=== EXERCISE MATERIALS ===
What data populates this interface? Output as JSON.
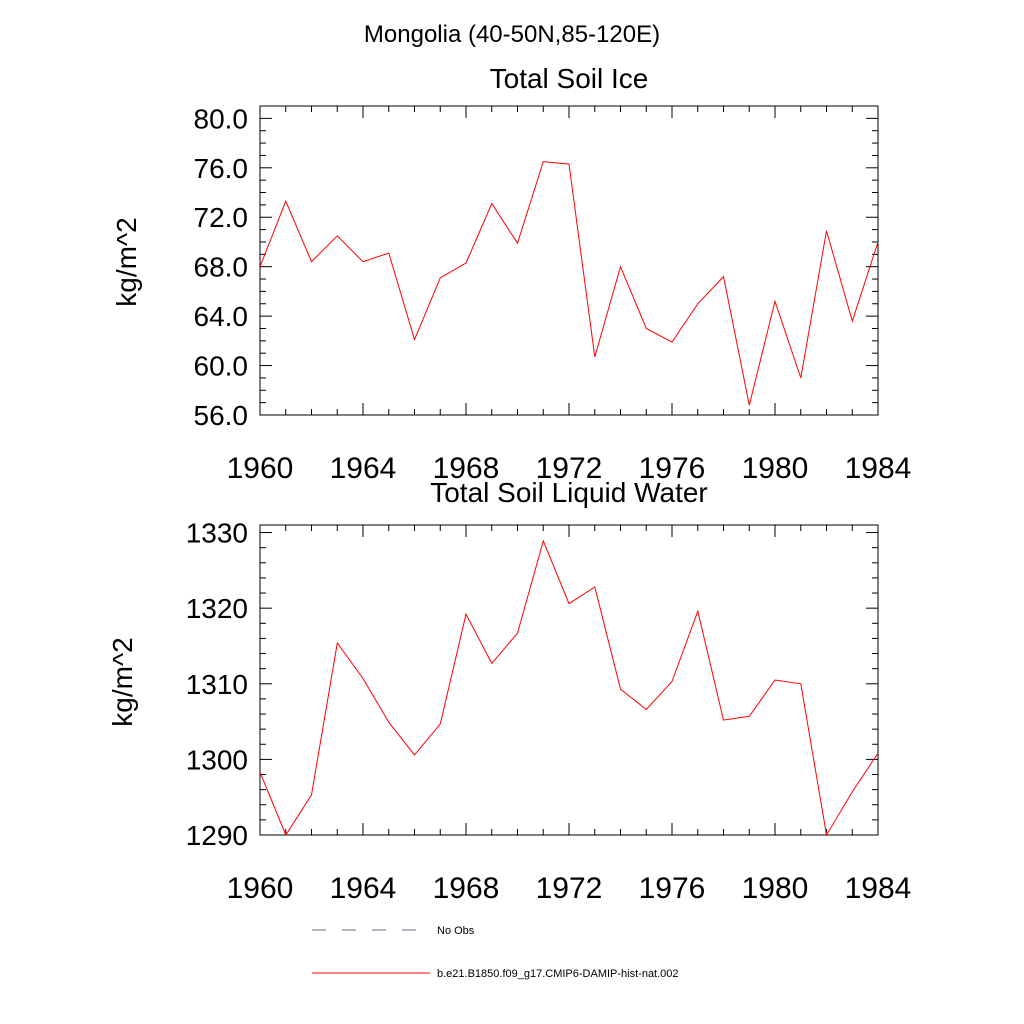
{
  "figure": {
    "title": "Mongolia (40-50N,85-120E)"
  },
  "chart_data": [
    {
      "type": "line",
      "title": "Total Soil Ice",
      "xlabel": "",
      "ylabel": "kg/m^2",
      "xlim": [
        1960,
        1984
      ],
      "ylim": [
        56,
        81
      ],
      "xticks": [
        "1960",
        "1964",
        "1968",
        "1972",
        "1976",
        "1980",
        "1984"
      ],
      "yticks": [
        "56.0",
        "60.0",
        "64.0",
        "68.0",
        "72.0",
        "76.0",
        "80.0"
      ],
      "grid": false,
      "x": [
        1960,
        1961,
        1962,
        1963,
        1964,
        1965,
        1966,
        1967,
        1968,
        1969,
        1970,
        1971,
        1972,
        1973,
        1974,
        1975,
        1976,
        1977,
        1978,
        1979,
        1980,
        1981,
        1982,
        1983,
        1984
      ],
      "series": [
        {
          "name": "b.e21.B1850.f09_g17.CMIP6-DAMIP-hist-nat.002",
          "color": "#ff0000",
          "values": [
            68.0,
            73.3,
            68.4,
            70.5,
            68.4,
            69.1,
            62.1,
            67.1,
            68.3,
            73.1,
            69.9,
            76.5,
            76.3,
            60.7,
            68.0,
            63.0,
            61.9,
            65.0,
            67.2,
            56.8,
            65.2,
            59.0,
            70.9,
            63.6,
            70.0
          ]
        }
      ]
    },
    {
      "type": "line",
      "title": "Total Soil Liquid Water",
      "xlabel": "",
      "ylabel": "kg/m^2",
      "xlim": [
        1960,
        1984
      ],
      "ylim": [
        1290,
        1331
      ],
      "xticks": [
        "1960",
        "1964",
        "1968",
        "1972",
        "1976",
        "1980",
        "1984"
      ],
      "yticks": [
        "1290",
        "1300",
        "1310",
        "1320",
        "1330"
      ],
      "grid": false,
      "x": [
        1960,
        1961,
        1962,
        1963,
        1964,
        1965,
        1966,
        1967,
        1968,
        1969,
        1970,
        1971,
        1972,
        1973,
        1974,
        1975,
        1976,
        1977,
        1978,
        1979,
        1980,
        1981,
        1982,
        1983,
        1984
      ],
      "series": [
        {
          "name": "b.e21.B1850.f09_g17.CMIP6-DAMIP-hist-nat.002",
          "color": "#ff0000",
          "values": [
            1298.3,
            1290.0,
            1295.3,
            1315.4,
            1310.7,
            1304.9,
            1300.6,
            1304.7,
            1319.2,
            1312.7,
            1316.7,
            1328.9,
            1320.6,
            1322.8,
            1309.3,
            1306.6,
            1310.3,
            1319.6,
            1305.2,
            1305.7,
            1310.5,
            1310.0,
            1290.0,
            1295.7,
            1300.8
          ]
        }
      ]
    }
  ],
  "legend": {
    "placement": "bottom-left",
    "items": [
      {
        "label": "No Obs",
        "style": "dashed",
        "color": "#6b6b8a"
      },
      {
        "label": "b.e21.B1850.f09_g17.CMIP6-DAMIP-hist-nat.002",
        "style": "solid",
        "color": "#ff0000"
      }
    ]
  }
}
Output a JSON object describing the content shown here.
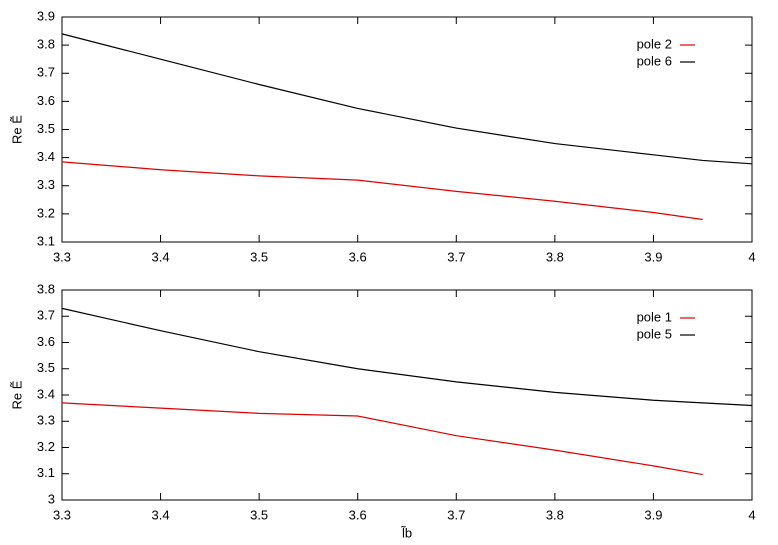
{
  "chart_data": [
    {
      "type": "line",
      "y_label": "Re Ẽ",
      "x": [
        3.3,
        3.4,
        3.5,
        3.6,
        3.7,
        3.8,
        3.9,
        3.95,
        4.0
      ],
      "series": [
        {
          "name": "pole 2",
          "color": "#e00000",
          "values": [
            3.385,
            3.357,
            3.335,
            3.32,
            3.28,
            3.245,
            3.205,
            3.18,
            null
          ]
        },
        {
          "name": "pole 6",
          "color": "#000000",
          "values": [
            3.84,
            3.75,
            3.66,
            3.575,
            3.505,
            3.45,
            3.41,
            3.39,
            3.378
          ]
        }
      ],
      "xlim": [
        3.3,
        4
      ],
      "xticks": [
        3.3,
        3.4,
        3.5,
        3.6,
        3.7,
        3.8,
        3.9,
        4
      ],
      "ylim": [
        3.1,
        3.9
      ],
      "yticks": [
        3.1,
        3.2,
        3.3,
        3.4,
        3.5,
        3.6,
        3.7,
        3.8,
        3.9
      ],
      "legend": "upper right"
    },
    {
      "type": "line",
      "y_label": "Re Ẽ",
      "x_label": "l̃b",
      "x": [
        3.3,
        3.4,
        3.5,
        3.6,
        3.7,
        3.8,
        3.9,
        3.95,
        4.0
      ],
      "series": [
        {
          "name": "pole 1",
          "color": "#e00000",
          "values": [
            3.37,
            3.35,
            3.33,
            3.32,
            3.245,
            3.19,
            3.13,
            3.097,
            null
          ]
        },
        {
          "name": "pole 5",
          "color": "#000000",
          "values": [
            3.73,
            3.645,
            3.565,
            3.5,
            3.45,
            3.41,
            3.38,
            3.37,
            3.36
          ]
        }
      ],
      "xlim": [
        3.3,
        4
      ],
      "xticks": [
        3.3,
        3.4,
        3.5,
        3.6,
        3.7,
        3.8,
        3.9,
        4
      ],
      "ylim": [
        3,
        3.8
      ],
      "yticks": [
        3,
        3.1,
        3.2,
        3.3,
        3.4,
        3.5,
        3.6,
        3.7,
        3.8
      ],
      "legend": "upper right"
    }
  ]
}
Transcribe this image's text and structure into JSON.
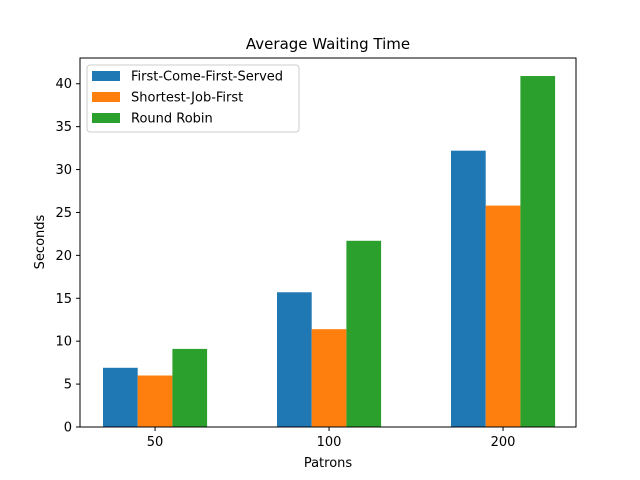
{
  "chart_data": {
    "type": "bar",
    "title": "Average Waiting Time",
    "xlabel": "Patrons",
    "ylabel": "Seconds",
    "categories": [
      "50",
      "100",
      "200"
    ],
    "ylim": [
      0,
      43
    ],
    "yticks": [
      0,
      5,
      10,
      15,
      20,
      25,
      30,
      35,
      40
    ],
    "grid": false,
    "legend_position": "top-left",
    "series": [
      {
        "name": "First-Come-First-Served",
        "color": "#1f77b4",
        "values": [
          6.9,
          15.7,
          32.2
        ]
      },
      {
        "name": "Shortest-Job-First",
        "color": "#ff7f0e",
        "values": [
          6.0,
          11.4,
          25.8
        ]
      },
      {
        "name": "Round Robin",
        "color": "#2ca02c",
        "values": [
          9.1,
          21.7,
          40.9
        ]
      }
    ]
  }
}
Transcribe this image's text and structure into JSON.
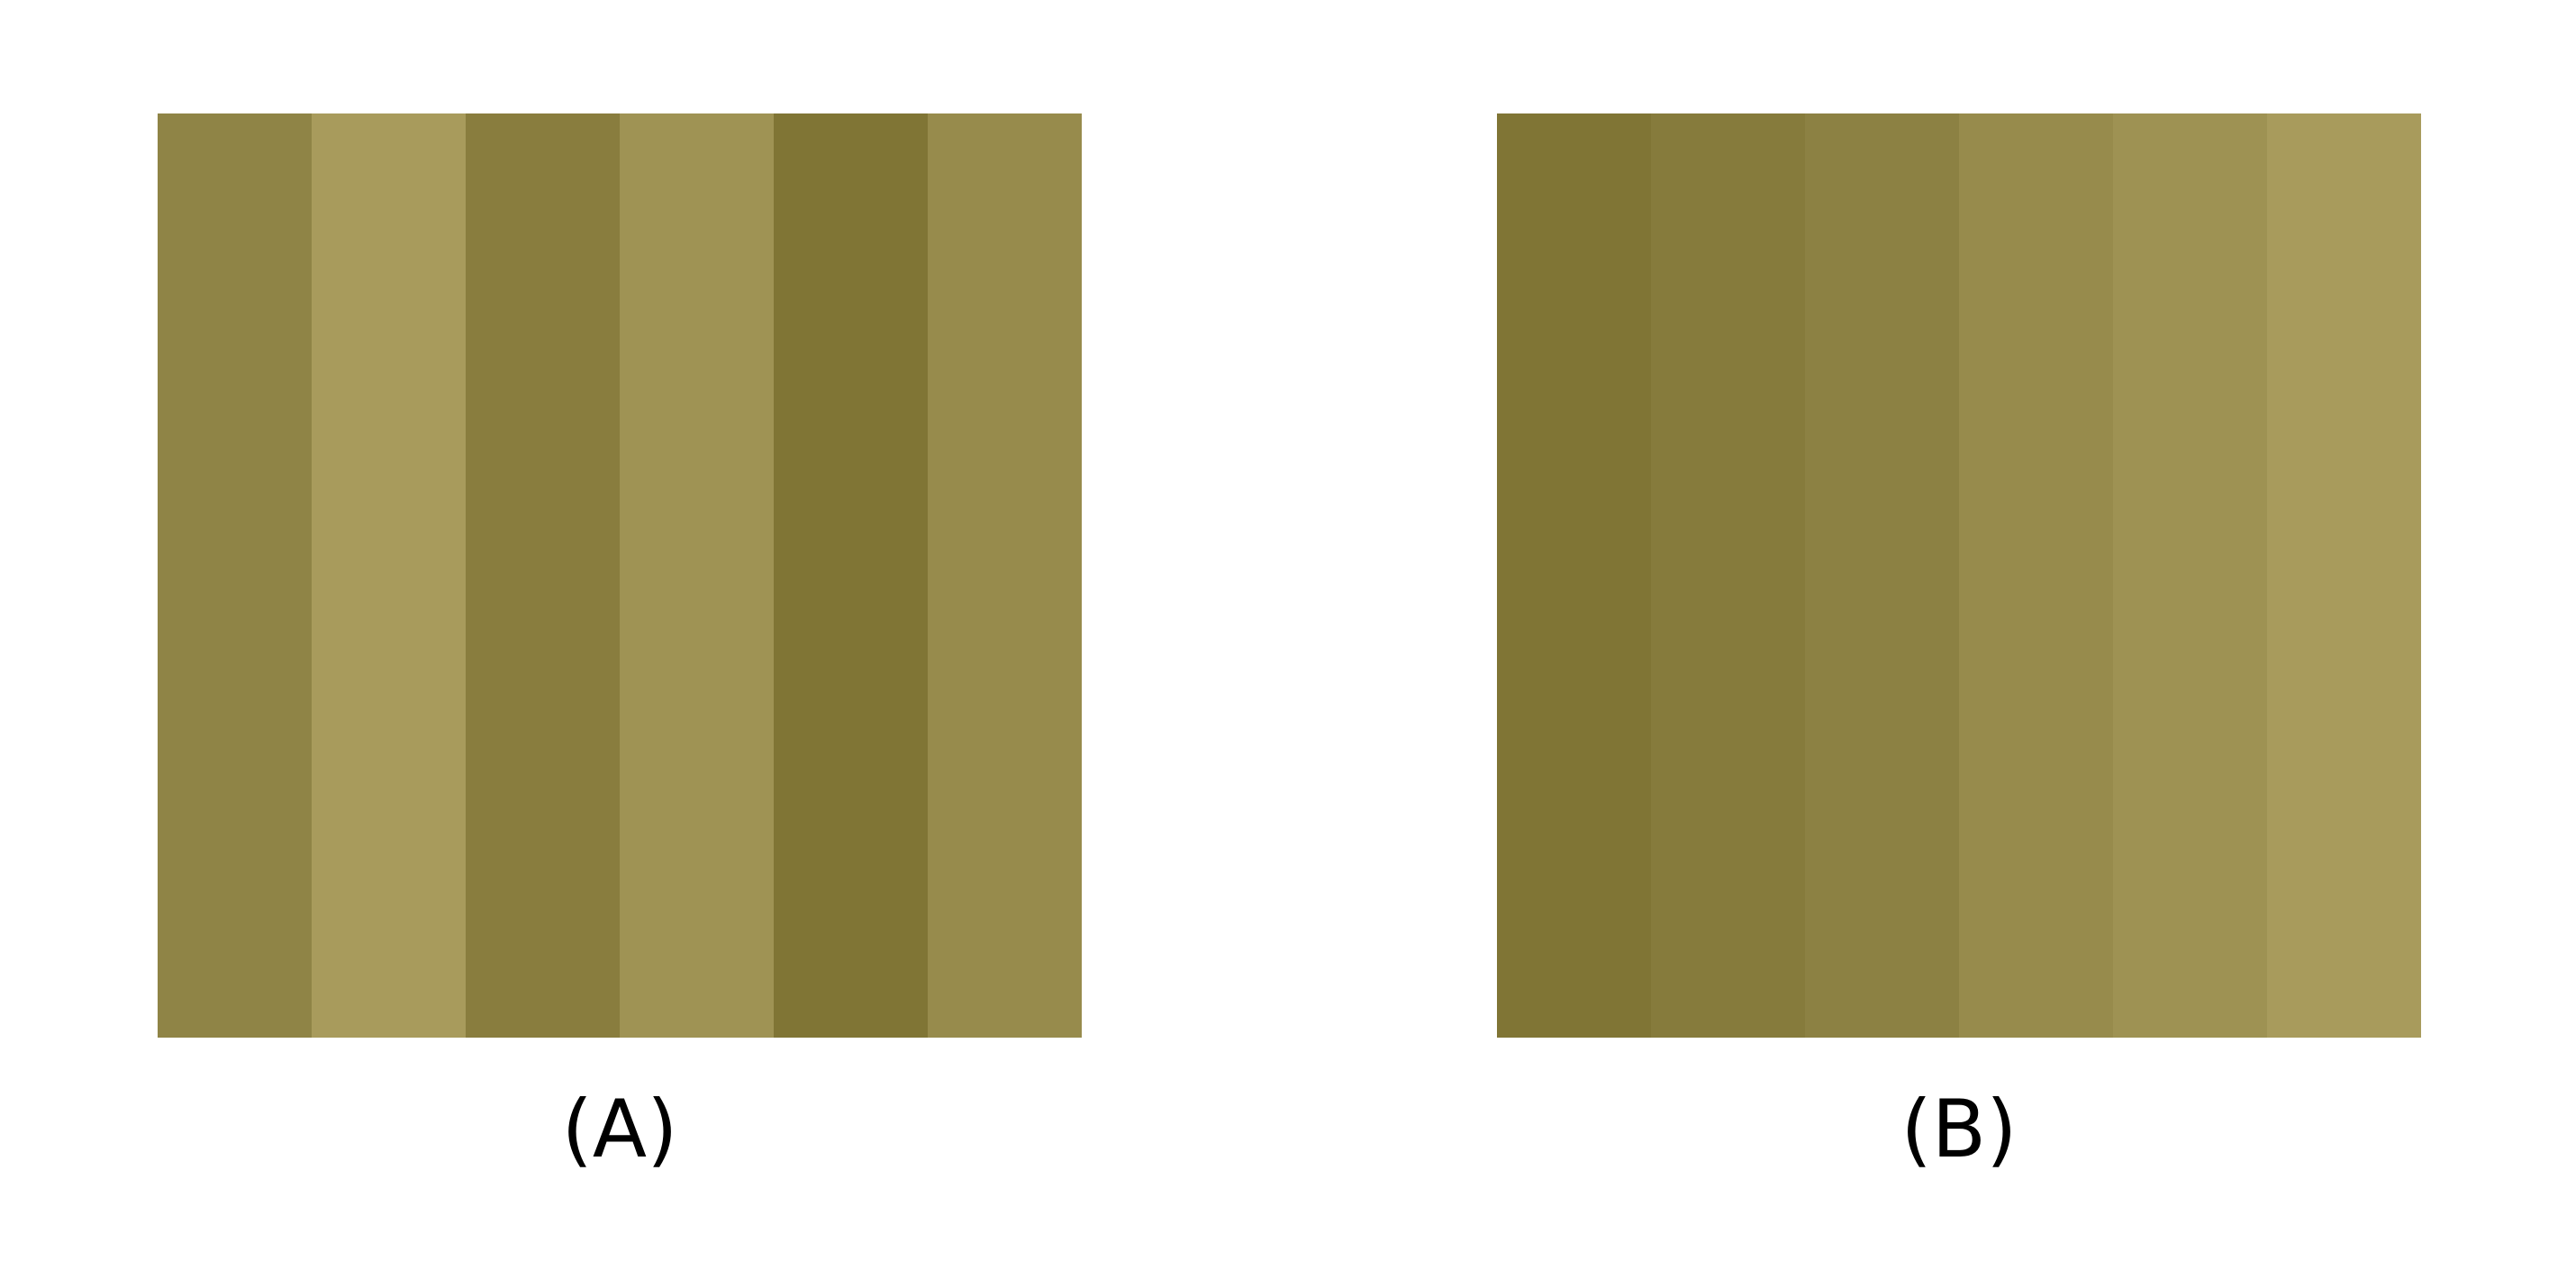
{
  "panels": [
    {
      "label": "(A)",
      "stripes": [
        "#8f8446",
        "#a89b5c",
        "#897d3e",
        "#9f9354",
        "#807535",
        "#978b4c"
      ]
    },
    {
      "label": "(B)",
      "stripes": [
        "#807535",
        "#867b3c",
        "#8c8143",
        "#978b4c",
        "#9e9253",
        "#a89b5c"
      ]
    }
  ]
}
===
TASK STATEMENT — For each line of the listing that holds the word "Soil", show that line.

SOLUTION —
      "title": "Total Soil Ice",
      "title": "Total Soil Liquid Water",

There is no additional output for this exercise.